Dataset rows
****************************************

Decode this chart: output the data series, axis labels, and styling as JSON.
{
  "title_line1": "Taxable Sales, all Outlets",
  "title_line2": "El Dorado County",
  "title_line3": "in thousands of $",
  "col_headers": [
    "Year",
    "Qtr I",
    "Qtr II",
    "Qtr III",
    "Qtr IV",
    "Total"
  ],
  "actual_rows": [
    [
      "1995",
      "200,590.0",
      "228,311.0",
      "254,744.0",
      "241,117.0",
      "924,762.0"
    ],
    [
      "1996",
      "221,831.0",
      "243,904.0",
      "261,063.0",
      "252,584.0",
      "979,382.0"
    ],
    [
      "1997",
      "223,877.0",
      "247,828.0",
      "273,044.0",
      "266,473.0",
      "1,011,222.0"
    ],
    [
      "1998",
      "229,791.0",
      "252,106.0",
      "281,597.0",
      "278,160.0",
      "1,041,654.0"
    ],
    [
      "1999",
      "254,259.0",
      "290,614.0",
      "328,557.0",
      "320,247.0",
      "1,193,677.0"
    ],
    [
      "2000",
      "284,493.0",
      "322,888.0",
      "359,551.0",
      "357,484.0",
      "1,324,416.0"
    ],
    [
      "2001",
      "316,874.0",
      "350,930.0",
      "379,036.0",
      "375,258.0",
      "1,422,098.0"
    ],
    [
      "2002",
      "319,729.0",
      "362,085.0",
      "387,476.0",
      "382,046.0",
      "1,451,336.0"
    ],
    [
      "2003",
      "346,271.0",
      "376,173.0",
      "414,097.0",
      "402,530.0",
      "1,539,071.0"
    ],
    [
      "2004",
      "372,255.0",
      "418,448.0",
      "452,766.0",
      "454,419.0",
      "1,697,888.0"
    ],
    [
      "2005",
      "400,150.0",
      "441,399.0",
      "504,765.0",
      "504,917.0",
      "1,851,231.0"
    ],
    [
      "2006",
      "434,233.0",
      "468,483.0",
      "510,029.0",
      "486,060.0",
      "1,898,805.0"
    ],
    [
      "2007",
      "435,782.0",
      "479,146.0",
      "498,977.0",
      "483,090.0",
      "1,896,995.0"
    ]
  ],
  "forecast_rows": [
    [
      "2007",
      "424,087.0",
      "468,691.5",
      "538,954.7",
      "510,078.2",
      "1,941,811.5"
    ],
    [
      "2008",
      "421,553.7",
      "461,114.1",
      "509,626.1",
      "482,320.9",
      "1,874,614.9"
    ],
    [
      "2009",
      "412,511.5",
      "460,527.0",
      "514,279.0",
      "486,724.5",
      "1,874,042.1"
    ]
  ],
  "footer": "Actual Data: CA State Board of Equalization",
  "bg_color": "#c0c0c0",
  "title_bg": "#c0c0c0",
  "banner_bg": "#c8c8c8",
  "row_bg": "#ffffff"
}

****************************************

**Exercise task**
Each entry must be reproduced verbatim.

**Finished exercise**
Decode this chart: output the data series, axis labels, and styling as JSON.
{
  "title_line1": "Taxable Sales, all Outlets",
  "title_line2": "El Dorado County",
  "title_line3": "in thousands of $",
  "col_headers": [
    "Year",
    "Qtr I",
    "Qtr II",
    "Qtr III",
    "Qtr IV",
    "Total"
  ],
  "actual_rows": [
    [
      "1995",
      "200,590.0",
      "228,311.0",
      "254,744.0",
      "241,117.0",
      "924,762.0"
    ],
    [
      "1996",
      "221,831.0",
      "243,904.0",
      "261,063.0",
      "252,584.0",
      "979,382.0"
    ],
    [
      "1997",
      "223,877.0",
      "247,828.0",
      "273,044.0",
      "266,473.0",
      "1,011,222.0"
    ],
    [
      "1998",
      "229,791.0",
      "252,106.0",
      "281,597.0",
      "278,160.0",
      "1,041,654.0"
    ],
    [
      "1999",
      "254,259.0",
      "290,614.0",
      "328,557.0",
      "320,247.0",
      "1,193,677.0"
    ],
    [
      "2000",
      "284,493.0",
      "322,888.0",
      "359,551.0",
      "357,484.0",
      "1,324,416.0"
    ],
    [
      "2001",
      "316,874.0",
      "350,930.0",
      "379,036.0",
      "375,258.0",
      "1,422,098.0"
    ],
    [
      "2002",
      "319,729.0",
      "362,085.0",
      "387,476.0",
      "382,046.0",
      "1,451,336.0"
    ],
    [
      "2003",
      "346,271.0",
      "376,173.0",
      "414,097.0",
      "402,530.0",
      "1,539,071.0"
    ],
    [
      "2004",
      "372,255.0",
      "418,448.0",
      "452,766.0",
      "454,419.0",
      "1,697,888.0"
    ],
    [
      "2005",
      "400,150.0",
      "441,399.0",
      "504,765.0",
      "504,917.0",
      "1,851,231.0"
    ],
    [
      "2006",
      "434,233.0",
      "468,483.0",
      "510,029.0",
      "486,060.0",
      "1,898,805.0"
    ],
    [
      "2007",
      "435,782.0",
      "479,146.0",
      "498,977.0",
      "483,090.0",
      "1,896,995.0"
    ]
  ],
  "forecast_rows": [
    [
      "2007",
      "424,087.0",
      "468,691.5",
      "538,954.7",
      "510,078.2",
      "1,941,811.5"
    ],
    [
      "2008",
      "421,553.7",
      "461,114.1",
      "509,626.1",
      "482,320.9",
      "1,874,614.9"
    ],
    [
      "2009",
      "412,511.5",
      "460,527.0",
      "514,279.0",
      "486,724.5",
      "1,874,042.1"
    ]
  ],
  "footer": "Actual Data: CA State Board of Equalization",
  "bg_color": "#c0c0c0",
  "title_bg": "#c0c0c0",
  "banner_bg": "#c8c8c8",
  "row_bg": "#ffffff"
}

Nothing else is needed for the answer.